What is required —
Look through the material below for "South". Copy every line that contains it.

#### Given records

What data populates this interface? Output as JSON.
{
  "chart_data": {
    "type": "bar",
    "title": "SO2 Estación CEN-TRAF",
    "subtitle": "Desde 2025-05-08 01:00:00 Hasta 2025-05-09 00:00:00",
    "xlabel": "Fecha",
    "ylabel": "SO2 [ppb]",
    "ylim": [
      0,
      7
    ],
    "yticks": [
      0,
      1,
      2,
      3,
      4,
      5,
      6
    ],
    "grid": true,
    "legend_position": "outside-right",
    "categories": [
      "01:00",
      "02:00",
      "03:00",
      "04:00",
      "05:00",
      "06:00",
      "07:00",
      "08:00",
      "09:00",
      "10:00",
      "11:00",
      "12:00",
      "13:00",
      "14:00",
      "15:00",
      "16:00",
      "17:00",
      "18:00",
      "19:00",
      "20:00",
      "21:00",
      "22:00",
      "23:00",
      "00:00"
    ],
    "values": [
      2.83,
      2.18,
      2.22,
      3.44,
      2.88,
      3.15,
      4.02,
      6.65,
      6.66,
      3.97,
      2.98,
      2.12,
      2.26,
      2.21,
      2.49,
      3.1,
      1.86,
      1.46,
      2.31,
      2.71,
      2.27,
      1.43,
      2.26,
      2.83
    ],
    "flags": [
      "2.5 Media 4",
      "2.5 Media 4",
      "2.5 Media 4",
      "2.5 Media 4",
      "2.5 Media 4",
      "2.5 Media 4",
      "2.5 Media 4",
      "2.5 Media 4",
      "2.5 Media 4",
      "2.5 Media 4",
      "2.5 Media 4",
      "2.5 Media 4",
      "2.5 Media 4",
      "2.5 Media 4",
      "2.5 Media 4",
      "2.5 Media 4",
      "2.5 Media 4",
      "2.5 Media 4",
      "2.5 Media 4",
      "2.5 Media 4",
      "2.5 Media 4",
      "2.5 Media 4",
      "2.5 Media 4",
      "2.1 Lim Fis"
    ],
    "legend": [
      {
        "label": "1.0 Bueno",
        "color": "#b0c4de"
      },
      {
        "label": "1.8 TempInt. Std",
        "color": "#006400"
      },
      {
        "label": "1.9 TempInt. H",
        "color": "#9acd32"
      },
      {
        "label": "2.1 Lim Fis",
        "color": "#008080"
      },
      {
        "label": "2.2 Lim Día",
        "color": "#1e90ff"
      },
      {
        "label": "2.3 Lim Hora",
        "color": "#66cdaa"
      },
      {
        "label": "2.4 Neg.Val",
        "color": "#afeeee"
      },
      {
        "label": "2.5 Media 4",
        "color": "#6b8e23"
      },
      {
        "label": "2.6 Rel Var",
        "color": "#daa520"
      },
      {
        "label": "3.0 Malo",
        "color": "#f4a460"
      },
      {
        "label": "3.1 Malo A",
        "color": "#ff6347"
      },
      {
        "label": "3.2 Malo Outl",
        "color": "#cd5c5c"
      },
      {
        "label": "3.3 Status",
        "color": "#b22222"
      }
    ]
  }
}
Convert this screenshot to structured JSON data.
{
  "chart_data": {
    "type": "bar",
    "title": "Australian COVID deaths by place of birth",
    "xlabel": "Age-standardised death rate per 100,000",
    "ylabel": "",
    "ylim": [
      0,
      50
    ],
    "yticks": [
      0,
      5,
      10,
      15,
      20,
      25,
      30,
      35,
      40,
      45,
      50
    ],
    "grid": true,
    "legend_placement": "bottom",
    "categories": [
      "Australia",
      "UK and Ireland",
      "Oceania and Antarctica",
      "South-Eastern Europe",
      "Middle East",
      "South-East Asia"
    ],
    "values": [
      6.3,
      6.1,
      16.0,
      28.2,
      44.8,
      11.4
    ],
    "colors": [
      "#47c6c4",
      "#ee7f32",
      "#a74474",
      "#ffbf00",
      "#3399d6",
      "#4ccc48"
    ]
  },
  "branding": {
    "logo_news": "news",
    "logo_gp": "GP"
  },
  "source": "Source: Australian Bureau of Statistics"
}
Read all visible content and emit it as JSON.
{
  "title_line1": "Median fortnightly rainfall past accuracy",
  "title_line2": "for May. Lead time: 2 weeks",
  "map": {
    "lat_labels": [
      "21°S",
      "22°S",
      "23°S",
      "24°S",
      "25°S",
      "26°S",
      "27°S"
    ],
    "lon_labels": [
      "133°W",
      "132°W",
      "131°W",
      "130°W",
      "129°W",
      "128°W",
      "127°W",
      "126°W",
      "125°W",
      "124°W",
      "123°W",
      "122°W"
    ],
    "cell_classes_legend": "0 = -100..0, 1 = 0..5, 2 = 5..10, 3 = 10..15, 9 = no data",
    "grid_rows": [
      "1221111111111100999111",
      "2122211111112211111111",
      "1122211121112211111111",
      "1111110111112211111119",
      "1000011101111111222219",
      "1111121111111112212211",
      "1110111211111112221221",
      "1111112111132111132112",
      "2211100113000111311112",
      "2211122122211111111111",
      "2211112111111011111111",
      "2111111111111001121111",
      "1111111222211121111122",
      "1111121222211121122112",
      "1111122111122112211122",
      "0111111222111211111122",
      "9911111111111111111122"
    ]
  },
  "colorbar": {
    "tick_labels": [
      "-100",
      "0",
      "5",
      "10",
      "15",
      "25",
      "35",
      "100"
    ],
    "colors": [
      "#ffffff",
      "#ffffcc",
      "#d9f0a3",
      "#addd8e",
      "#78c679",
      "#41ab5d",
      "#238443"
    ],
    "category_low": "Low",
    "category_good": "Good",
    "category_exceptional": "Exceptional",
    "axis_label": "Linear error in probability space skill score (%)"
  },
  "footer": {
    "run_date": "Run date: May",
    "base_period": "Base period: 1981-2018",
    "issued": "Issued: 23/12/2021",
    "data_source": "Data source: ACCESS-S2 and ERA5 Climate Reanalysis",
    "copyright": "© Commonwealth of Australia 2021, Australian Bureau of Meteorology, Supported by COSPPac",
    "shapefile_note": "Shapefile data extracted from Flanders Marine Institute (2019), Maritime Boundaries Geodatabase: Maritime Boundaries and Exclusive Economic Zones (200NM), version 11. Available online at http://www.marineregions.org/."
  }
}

########

Solution for this exercise —
      "South-Eastern Europe",
      "South-East Asia"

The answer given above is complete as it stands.